## WORK INSTRUCTIONS
Print each line exactly as it is given.
* Begin *
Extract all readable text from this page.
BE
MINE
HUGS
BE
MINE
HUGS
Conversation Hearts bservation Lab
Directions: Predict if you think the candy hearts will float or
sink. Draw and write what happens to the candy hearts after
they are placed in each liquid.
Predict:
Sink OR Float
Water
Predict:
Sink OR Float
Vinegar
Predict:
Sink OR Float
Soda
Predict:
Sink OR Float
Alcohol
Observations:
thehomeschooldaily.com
* End *
## TASK ANSWER
Extract all readable text from this page.
BE
MINE
HUGS
BE
MINE
HUGS
Conversation Hearts bservation Lab
Directions: Predict if you think the candy hearts will float or
sink. Draw and write what happens to the candy hearts after
they are placed in each liquid.
Predict:
Sink OR Float
Water
Predict:
Sink OR Float
Vinegar
Predict:
Sink OR Float
Soda
Predict:
Sink OR Float
Alcohol
Observations:
thehomeschooldaily.com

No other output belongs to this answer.